Copy the data precisely, keeping every character.

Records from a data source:
** BEGIN **

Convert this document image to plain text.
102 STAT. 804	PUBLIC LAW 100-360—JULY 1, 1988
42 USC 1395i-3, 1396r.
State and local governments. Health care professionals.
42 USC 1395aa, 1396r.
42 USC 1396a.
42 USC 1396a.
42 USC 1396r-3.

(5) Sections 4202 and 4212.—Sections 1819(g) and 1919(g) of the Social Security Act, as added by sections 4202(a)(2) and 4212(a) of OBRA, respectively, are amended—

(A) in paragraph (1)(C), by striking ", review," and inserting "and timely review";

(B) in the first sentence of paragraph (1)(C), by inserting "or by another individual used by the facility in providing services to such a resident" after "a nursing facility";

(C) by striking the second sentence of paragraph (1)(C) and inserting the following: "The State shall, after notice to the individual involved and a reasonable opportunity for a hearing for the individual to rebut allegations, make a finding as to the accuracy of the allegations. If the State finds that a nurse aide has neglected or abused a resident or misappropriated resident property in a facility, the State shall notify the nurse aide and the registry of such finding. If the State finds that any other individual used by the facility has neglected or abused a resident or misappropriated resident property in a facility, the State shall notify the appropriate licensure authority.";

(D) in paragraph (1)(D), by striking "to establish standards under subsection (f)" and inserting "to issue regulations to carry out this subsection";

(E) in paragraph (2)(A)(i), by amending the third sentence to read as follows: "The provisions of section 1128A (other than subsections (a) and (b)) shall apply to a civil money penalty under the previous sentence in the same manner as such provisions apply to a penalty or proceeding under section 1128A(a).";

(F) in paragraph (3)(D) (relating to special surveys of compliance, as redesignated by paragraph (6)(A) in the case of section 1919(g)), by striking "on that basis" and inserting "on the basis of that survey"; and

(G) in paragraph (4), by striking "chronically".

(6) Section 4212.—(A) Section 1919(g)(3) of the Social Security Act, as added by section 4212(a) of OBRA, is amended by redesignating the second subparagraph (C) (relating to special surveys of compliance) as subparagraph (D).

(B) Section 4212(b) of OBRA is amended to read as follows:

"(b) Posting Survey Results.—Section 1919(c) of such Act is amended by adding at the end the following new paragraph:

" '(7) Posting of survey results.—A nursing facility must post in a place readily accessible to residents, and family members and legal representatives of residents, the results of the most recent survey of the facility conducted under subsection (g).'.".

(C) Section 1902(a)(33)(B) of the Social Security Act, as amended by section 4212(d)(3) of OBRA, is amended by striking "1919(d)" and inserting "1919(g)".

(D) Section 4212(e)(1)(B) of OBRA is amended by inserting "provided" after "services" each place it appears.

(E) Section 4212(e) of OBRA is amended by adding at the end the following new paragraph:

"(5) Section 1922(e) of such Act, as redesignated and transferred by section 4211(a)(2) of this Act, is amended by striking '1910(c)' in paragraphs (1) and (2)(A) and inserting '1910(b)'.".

** END **

FULL ANSWER:
Convert this document image to plain text.
102 STAT. 804	PUBLIC LAW 100-360—JULY 1, 1988
42 USC 1395i-3, 1396r.
State and local governments. Health care professionals.
42 USC 1395aa, 1396r.
42 USC 1396a.
42 USC 1396a.
42 USC 1396r-3.

(5) Sections 4202 and 4212.—Sections 1819(g) and 1919(g) of the Social Security Act, as added by sections 4202(a)(2) and 4212(a) of OBRA, respectively, are amended—

(A) in paragraph (1)(C), by striking ", review," and inserting "and timely review";

(B) in the first sentence of paragraph (1)(C), by inserting "or by another individual used by the facility in providing services to such a resident" after "a nursing facility";

(C) by striking the second sentence of paragraph (1)(C) and inserting the following: "The State shall, after notice to the individual involved and a reasonable opportunity for a hearing for the individual to rebut allegations, make a finding as to the accuracy of the allegations. If the State finds that a nurse aide has neglected or abused a resident or misappropriated resident property in a facility, the State shall notify the nurse aide and the registry of such finding. If the State finds that any other individual used by the facility has neglected or abused a resident or misappropriated resident property in a facility, the State shall notify the appropriate licensure authority.";

(D) in paragraph (1)(D), by striking "to establish standards under subsection (f)" and inserting "to issue regulations to carry out this subsection";

(E) in paragraph (2)(A)(i), by amending the third sentence to read as follows: "The provisions of section 1128A (other than subsections (a) and (b)) shall apply to a civil money penalty under the previous sentence in the same manner as such provisions apply to a penalty or proceeding under section 1128A(a).";

(F) in paragraph (3)(D) (relating to special surveys of compliance, as redesignated by paragraph (6)(A) in the case of section 1919(g)), by striking "on that basis" and inserting "on the basis of that survey"; and

(G) in paragraph (4), by striking "chronically".

(6) Section 4212.—(A) Section 1919(g)(3) of the Social Security Act, as added by section 4212(a) of OBRA, is amended by redesignating the second subparagraph (C) (relating to special surveys of compliance) as subparagraph (D).

(B) Section 4212(b) of OBRA is amended to read as follows:

"(b) Posting Survey Results.—Section 1919(c) of such Act is amended by adding at the end the following new paragraph:

" '(7) Posting of survey results.—A nursing facility must post in a place readily accessible to residents, and family members and legal representatives of residents, the results of the most recent survey of the facility conducted under subsection (g).'.".

(C) Section 1902(a)(33)(B) of the Social Security Act, as amended by section 4212(d)(3) of OBRA, is amended by striking "1919(d)" and inserting "1919(g)".

(D) Section 4212(e)(1)(B) of OBRA is amended by inserting "provided" after "services" each place it appears.

(E) Section 4212(e) of OBRA is amended by adding at the end the following new paragraph:

"(5) Section 1922(e) of such Act, as redesignated and transferred by section 4211(a)(2) of this Act, is amended by striking '1910(c)' in paragraphs (1) and (2)(A) and inserting '1910(b)'.".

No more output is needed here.